-- What the exercise asks --
Report only how many lines of the entries below contain the string "graphs".

□ □ □

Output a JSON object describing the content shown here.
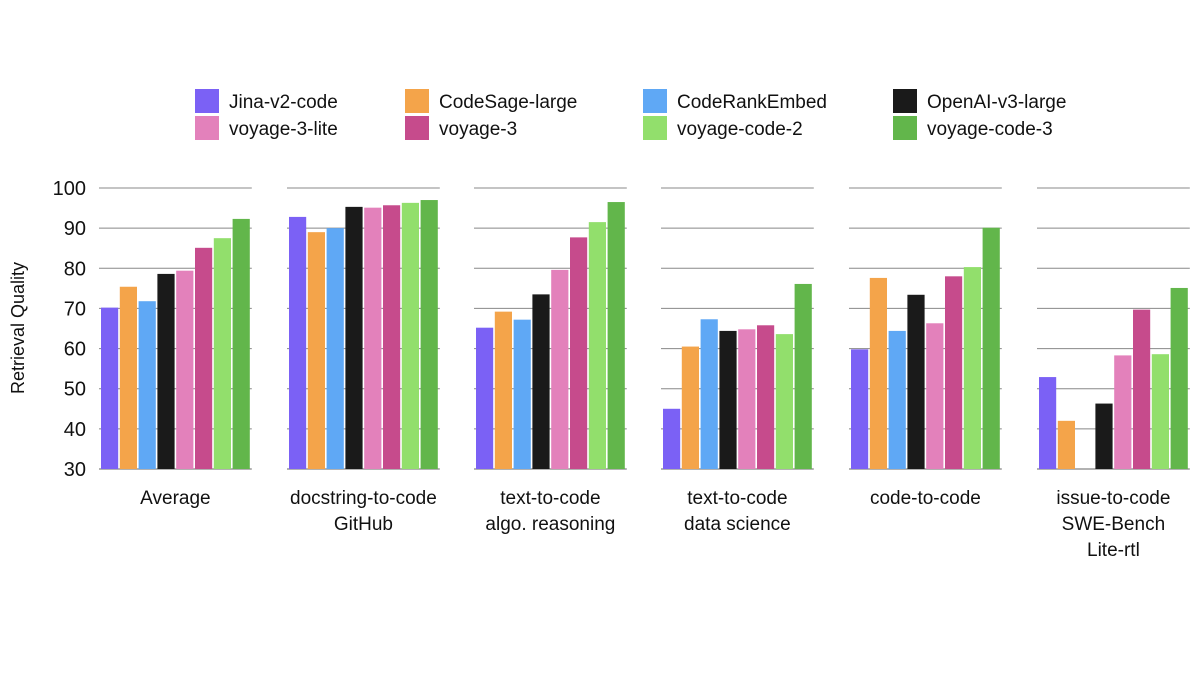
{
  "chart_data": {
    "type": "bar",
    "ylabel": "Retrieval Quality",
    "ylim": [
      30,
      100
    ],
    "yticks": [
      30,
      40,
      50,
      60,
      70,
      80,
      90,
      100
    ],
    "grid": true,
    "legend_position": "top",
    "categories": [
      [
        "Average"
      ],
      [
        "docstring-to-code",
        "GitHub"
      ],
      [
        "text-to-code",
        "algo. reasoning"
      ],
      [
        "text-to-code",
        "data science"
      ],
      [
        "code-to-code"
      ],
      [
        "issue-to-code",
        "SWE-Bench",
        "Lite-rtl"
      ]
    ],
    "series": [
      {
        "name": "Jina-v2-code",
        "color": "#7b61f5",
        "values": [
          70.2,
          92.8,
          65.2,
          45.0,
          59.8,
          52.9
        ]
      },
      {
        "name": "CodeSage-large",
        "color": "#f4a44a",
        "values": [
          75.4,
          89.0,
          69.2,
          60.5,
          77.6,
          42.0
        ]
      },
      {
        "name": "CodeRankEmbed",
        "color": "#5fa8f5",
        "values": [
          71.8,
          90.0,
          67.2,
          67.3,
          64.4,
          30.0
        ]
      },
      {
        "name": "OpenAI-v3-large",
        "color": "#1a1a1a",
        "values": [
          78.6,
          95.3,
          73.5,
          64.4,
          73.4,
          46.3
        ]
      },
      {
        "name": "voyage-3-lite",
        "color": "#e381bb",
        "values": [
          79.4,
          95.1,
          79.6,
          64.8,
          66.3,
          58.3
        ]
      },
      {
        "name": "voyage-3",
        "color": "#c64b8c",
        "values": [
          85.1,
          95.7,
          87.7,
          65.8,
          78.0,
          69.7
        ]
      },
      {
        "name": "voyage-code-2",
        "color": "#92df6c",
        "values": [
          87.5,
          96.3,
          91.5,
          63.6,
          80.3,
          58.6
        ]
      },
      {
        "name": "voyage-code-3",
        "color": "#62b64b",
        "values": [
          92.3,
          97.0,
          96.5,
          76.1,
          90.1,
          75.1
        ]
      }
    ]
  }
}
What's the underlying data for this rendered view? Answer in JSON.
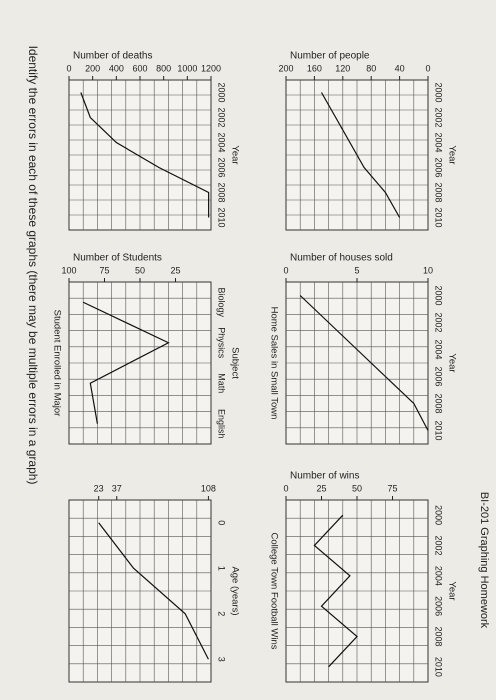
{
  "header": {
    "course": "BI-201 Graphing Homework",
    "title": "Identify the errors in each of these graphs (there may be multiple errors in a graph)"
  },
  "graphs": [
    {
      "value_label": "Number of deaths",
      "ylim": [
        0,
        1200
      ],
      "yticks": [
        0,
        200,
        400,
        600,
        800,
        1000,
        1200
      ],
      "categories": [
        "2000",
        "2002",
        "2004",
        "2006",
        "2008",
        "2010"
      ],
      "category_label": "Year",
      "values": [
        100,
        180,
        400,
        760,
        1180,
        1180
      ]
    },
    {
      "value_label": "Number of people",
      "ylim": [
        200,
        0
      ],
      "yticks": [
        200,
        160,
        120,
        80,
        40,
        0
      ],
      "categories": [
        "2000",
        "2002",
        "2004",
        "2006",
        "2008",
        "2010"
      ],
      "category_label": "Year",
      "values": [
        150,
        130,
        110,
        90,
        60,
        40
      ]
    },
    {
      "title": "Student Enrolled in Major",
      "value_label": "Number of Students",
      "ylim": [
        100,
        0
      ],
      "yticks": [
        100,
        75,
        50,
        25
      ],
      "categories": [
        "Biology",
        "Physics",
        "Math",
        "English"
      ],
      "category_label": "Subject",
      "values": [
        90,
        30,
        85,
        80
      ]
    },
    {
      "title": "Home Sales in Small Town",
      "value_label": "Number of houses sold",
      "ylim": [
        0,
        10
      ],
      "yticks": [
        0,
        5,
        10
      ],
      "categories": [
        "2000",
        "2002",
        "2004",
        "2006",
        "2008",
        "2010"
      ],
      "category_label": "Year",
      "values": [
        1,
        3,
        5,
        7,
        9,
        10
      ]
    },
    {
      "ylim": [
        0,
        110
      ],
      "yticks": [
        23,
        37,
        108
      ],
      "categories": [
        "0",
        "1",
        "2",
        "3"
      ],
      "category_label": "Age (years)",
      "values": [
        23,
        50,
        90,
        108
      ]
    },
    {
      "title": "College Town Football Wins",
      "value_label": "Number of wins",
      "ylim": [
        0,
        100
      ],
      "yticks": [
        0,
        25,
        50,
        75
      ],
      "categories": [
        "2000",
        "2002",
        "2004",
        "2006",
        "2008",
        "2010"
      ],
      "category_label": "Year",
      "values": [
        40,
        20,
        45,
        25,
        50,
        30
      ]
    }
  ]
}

□ □ □

-- Answer to the exercise --
2